#### [WHAT YOU HAVE TO DO]
Print out the entries below with no edits.

[Raw records]
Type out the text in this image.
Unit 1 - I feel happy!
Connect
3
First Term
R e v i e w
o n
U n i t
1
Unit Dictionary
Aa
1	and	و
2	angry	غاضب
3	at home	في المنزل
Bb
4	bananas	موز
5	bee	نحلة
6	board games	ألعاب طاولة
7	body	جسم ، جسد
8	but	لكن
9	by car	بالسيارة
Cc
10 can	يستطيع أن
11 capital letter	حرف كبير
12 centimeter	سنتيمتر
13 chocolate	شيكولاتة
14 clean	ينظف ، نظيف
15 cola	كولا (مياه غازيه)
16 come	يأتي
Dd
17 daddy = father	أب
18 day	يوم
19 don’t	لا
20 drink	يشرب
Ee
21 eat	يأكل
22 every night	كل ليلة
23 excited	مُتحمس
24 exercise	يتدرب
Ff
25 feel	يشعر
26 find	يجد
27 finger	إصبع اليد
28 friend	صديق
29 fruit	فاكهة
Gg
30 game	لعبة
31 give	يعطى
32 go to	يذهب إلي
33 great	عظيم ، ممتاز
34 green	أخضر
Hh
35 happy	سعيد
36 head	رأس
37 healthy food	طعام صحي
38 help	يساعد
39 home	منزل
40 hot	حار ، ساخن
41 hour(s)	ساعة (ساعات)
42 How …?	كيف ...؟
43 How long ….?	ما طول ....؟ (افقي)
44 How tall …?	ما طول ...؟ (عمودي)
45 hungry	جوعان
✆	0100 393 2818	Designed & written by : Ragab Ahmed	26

#### [PROBLEM SOLUTION]
Type out the text in this image.
Unit 1 - I feel happy!
Connect
3
First Term
R e v i e w
o n
U n i t
1
Unit Dictionary
Aa
1	and	و
2	angry	غاضب
3	at home	في المنزل
Bb
4	bananas	موز
5	bee	نحلة
6	board games	ألعاب طاولة
7	body	جسم ، جسد
8	but	لكن
9	by car	بالسيارة
Cc
10 can	يستطيع أن
11 capital letter	حرف كبير
12 centimeter	سنتيمتر
13 chocolate	شيكولاتة
14 clean	ينظف ، نظيف
15 cola	كولا (مياه غازيه)
16 come	يأتي
Dd
17 daddy = father	أب
18 day	يوم
19 don’t	لا
20 drink	يشرب
Ee
21 eat	يأكل
22 every night	كل ليلة
23 excited	مُتحمس
24 exercise	يتدرب
Ff
25 feel	يشعر
26 find	يجد
27 finger	إصبع اليد
28 friend	صديق
29 fruit	فاكهة
Gg
30 game	لعبة
31 give	يعطى
32 go to	يذهب إلي
33 great	عظيم ، ممتاز
34 green	أخضر
Hh
35 happy	سعيد
36 head	رأس
37 healthy food	طعام صحي
38 help	يساعد
39 home	منزل
40 hot	حار ، ساخن
41 hour(s)	ساعة (ساعات)
42 How …?	كيف ...؟
43 How long ….?	ما طول ....؟ (افقي)
44 How tall …?	ما طول ...؟ (عمودي)
45 hungry	جوعان
✆	0100 393 2818	Designed & written by : Ragab Ahmed	26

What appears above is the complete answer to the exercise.